→ **MATERIAL TO PROCESS**
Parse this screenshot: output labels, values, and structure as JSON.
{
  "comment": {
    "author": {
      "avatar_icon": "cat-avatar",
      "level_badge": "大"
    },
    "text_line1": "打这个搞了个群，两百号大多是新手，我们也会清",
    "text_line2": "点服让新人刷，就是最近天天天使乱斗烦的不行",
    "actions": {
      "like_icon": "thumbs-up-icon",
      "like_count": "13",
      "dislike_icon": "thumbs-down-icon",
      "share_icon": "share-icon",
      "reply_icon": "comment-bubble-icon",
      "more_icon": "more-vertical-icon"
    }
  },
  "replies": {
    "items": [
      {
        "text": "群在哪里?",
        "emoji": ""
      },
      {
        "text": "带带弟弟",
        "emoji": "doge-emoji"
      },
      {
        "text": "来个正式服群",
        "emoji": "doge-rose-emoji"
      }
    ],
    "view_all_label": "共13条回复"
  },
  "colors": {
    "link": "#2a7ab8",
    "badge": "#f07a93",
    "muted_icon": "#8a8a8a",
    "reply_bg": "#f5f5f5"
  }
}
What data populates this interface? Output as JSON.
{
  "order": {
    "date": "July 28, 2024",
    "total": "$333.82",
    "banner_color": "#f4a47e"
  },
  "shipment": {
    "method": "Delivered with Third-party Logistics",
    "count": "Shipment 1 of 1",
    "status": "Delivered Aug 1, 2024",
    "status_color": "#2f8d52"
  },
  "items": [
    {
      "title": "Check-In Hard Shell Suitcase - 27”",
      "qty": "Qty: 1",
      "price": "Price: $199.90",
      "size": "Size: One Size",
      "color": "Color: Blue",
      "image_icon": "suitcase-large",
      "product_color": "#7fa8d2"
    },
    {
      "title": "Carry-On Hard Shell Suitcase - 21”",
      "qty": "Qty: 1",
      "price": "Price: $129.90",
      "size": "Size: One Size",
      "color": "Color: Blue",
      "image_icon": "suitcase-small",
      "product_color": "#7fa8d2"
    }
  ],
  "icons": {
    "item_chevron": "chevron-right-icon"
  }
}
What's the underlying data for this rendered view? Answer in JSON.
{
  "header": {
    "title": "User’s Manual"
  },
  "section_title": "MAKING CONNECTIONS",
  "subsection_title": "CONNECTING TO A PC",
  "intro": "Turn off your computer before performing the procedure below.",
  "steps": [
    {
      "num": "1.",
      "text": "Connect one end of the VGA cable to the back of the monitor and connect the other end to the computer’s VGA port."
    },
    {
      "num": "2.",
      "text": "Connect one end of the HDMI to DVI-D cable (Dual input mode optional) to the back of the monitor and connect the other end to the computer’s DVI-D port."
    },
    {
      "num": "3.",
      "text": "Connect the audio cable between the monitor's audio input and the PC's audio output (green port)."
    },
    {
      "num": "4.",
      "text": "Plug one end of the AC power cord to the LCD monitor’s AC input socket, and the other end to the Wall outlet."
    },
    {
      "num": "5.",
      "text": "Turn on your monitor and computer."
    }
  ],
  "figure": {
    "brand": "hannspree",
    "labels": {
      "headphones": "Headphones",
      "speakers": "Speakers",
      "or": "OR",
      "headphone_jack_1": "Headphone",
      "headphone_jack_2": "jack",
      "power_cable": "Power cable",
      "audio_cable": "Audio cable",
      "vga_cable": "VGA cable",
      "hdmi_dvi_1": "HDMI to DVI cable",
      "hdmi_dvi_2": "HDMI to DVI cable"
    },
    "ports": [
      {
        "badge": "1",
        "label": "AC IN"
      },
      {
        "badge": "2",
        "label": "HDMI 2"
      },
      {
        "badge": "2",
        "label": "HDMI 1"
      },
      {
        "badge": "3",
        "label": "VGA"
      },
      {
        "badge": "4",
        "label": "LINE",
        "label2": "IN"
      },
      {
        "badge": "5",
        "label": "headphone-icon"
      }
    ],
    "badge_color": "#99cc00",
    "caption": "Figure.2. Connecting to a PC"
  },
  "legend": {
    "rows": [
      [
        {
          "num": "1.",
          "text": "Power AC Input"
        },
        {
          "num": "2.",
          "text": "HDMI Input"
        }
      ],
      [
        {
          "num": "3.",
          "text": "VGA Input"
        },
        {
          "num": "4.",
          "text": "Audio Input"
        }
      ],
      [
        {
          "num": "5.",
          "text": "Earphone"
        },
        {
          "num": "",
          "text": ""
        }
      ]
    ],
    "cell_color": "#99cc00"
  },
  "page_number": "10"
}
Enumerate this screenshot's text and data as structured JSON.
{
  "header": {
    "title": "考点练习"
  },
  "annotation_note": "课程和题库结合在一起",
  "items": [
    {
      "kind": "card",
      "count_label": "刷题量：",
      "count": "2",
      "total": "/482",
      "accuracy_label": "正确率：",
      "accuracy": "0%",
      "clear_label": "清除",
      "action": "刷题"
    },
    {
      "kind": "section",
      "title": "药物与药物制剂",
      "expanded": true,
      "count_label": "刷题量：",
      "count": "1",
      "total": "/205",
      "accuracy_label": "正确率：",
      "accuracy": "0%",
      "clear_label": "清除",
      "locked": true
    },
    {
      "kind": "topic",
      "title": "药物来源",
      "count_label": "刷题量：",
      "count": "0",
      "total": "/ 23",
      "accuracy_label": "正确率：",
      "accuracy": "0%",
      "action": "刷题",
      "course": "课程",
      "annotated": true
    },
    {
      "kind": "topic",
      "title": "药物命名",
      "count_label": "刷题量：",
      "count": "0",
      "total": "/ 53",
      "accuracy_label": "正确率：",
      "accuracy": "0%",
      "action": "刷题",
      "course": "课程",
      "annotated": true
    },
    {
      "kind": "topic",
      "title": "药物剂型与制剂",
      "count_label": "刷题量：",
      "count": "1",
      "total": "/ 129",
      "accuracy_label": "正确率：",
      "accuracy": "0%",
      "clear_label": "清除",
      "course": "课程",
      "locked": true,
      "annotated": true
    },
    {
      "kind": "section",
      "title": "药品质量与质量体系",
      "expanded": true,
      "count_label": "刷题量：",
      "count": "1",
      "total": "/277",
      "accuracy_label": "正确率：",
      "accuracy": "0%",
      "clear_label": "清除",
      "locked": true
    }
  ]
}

→ **SET PROBLEM**
Go through the listing and copy all of it exactly.

→ **RESPONSE BELOW**
Parse this screenshot: output labels, values, and structure as JSON.
{
  "comment": {
    "author": {
      "avatar_icon": "cat-avatar",
      "level_badge": "大"
    },
    "text_line1": "打这个搞了个群，两百号大多是新手，我们也会清",
    "text_line2": "点服让新人刷，就是最近天天天使乱斗烦的不行",
    "actions": {
      "like_icon": "thumbs-up-icon",
      "like_count": "13",
      "dislike_icon": "thumbs-down-icon",
      "share_icon": "share-icon",
      "reply_icon": "comment-bubble-icon",
      "more_icon": "more-vertical-icon"
    }
  },
  "replies": {
    "items": [
      {
        "text": "群在哪里?",
        "emoji": ""
      },
      {
        "text": "带带弟弟",
        "emoji": "doge-emoji"
      },
      {
        "text": "来个正式服群",
        "emoji": "doge-rose-emoji"
      }
    ],
    "view_all_label": "共13条回复"
  },
  "colors": {
    "link": "#2a7ab8",
    "badge": "#f07a93",
    "muted_icon": "#8a8a8a",
    "reply_bg": "#f5f5f5"
  }
}
What data populates this interface? Output as JSON.
{
  "order": {
    "date": "July 28, 2024",
    "total": "$333.82",
    "banner_color": "#f4a47e"
  },
  "shipment": {
    "method": "Delivered with Third-party Logistics",
    "count": "Shipment 1 of 1",
    "status": "Delivered Aug 1, 2024",
    "status_color": "#2f8d52"
  },
  "items": [
    {
      "title": "Check-In Hard Shell Suitcase - 27”",
      "qty": "Qty: 1",
      "price": "Price: $199.90",
      "size": "Size: One Size",
      "color": "Color: Blue",
      "image_icon": "suitcase-large",
      "product_color": "#7fa8d2"
    },
    {
      "title": "Carry-On Hard Shell Suitcase - 21”",
      "qty": "Qty: 1",
      "price": "Price: $129.90",
      "size": "Size: One Size",
      "color": "Color: Blue",
      "image_icon": "suitcase-small",
      "product_color": "#7fa8d2"
    }
  ],
  "icons": {
    "item_chevron": "chevron-right-icon"
  }
}
What's the underlying data for this rendered view? Answer in JSON.
{
  "header": {
    "title": "User’s Manual"
  },
  "section_title": "MAKING CONNECTIONS",
  "subsection_title": "CONNECTING TO A PC",
  "intro": "Turn off your computer before performing the procedure below.",
  "steps": [
    {
      "num": "1.",
      "text": "Connect one end of the VGA cable to the back of the monitor and connect the other end to the computer’s VGA port."
    },
    {
      "num": "2.",
      "text": "Connect one end of the HDMI to DVI-D cable (Dual input mode optional) to the back of the monitor and connect the other end to the computer’s DVI-D port."
    },
    {
      "num": "3.",
      "text": "Connect the audio cable between the monitor's audio input and the PC's audio output (green port)."
    },
    {
      "num": "4.",
      "text": "Plug one end of the AC power cord to the LCD monitor’s AC input socket, and the other end to the Wall outlet."
    },
    {
      "num": "5.",
      "text": "Turn on your monitor and computer."
    }
  ],
  "figure": {
    "brand": "hannspree",
    "labels": {
      "headphones": "Headphones",
      "speakers": "Speakers",
      "or": "OR",
      "headphone_jack_1": "Headphone",
      "headphone_jack_2": "jack",
      "power_cable": "Power cable",
      "audio_cable": "Audio cable",
      "vga_cable": "VGA cable",
      "hdmi_dvi_1": "HDMI to DVI cable",
      "hdmi_dvi_2": "HDMI to DVI cable"
    },
    "ports": [
      {
        "badge": "1",
        "label": "AC IN"
      },
      {
        "badge": "2",
        "label": "HDMI 2"
      },
      {
        "badge": "2",
        "label": "HDMI 1"
      },
      {
        "badge": "3",
        "label": "VGA"
      },
      {
        "badge": "4",
        "label": "LINE",
        "label2": "IN"
      },
      {
        "badge": "5",
        "label": "headphone-icon"
      }
    ],
    "badge_color": "#99cc00",
    "caption": "Figure.2. Connecting to a PC"
  },
  "legend": {
    "rows": [
      [
        {
          "num": "1.",
          "text": "Power AC Input"
        },
        {
          "num": "2.",
          "text": "HDMI Input"
        }
      ],
      [
        {
          "num": "3.",
          "text": "VGA Input"
        },
        {
          "num": "4.",
          "text": "Audio Input"
        }
      ],
      [
        {
          "num": "5.",
          "text": "Earphone"
        },
        {
          "num": "",
          "text": ""
        }
      ]
    ],
    "cell_color": "#99cc00"
  },
  "page_number": "10"
}
Enumerate this screenshot's text and data as structured JSON.
{
  "header": {
    "title": "考点练习"
  },
  "annotation_note": "课程和题库结合在一起",
  "items": [
    {
      "kind": "card",
      "count_label": "刷题量：",
      "count": "2",
      "total": "/482",
      "accuracy_label": "正确率：",
      "accuracy": "0%",
      "clear_label": "清除",
      "action": "刷题"
    },
    {
      "kind": "section",
      "title": "药物与药物制剂",
      "expanded": true,
      "count_label": "刷题量：",
      "count": "1",
      "total": "/205",
      "accuracy_label": "正确率：",
      "accuracy": "0%",
      "clear_label": "清除",
      "locked": true
    },
    {
      "kind": "topic",
      "title": "药物来源",
      "count_label": "刷题量：",
      "count": "0",
      "total": "/ 23",
      "accuracy_label": "正确率：",
      "accuracy": "0%",
      "action": "刷题",
      "course": "课程",
      "annotated": true
    },
    {
      "kind": "topic",
      "title": "药物命名",
      "count_label": "刷题量：",
      "count": "0",
      "total": "/ 53",
      "accuracy_label": "正确率：",
      "accuracy": "0%",
      "action": "刷题",
      "course": "课程",
      "annotated": true
    },
    {
      "kind": "topic",
      "title": "药物剂型与制剂",
      "count_label": "刷题量：",
      "count": "1",
      "total": "/ 129",
      "accuracy_label": "正确率：",
      "accuracy": "0%",
      "clear_label": "清除",
      "course": "课程",
      "locked": true,
      "annotated": true
    },
    {
      "kind": "section",
      "title": "药品质量与质量体系",
      "expanded": true,
      "count_label": "刷题量：",
      "count": "1",
      "total": "/277",
      "accuracy_label": "正确率：",
      "accuracy": "0%",
      "clear_label": "清除",
      "locked": true
    }
  ]
}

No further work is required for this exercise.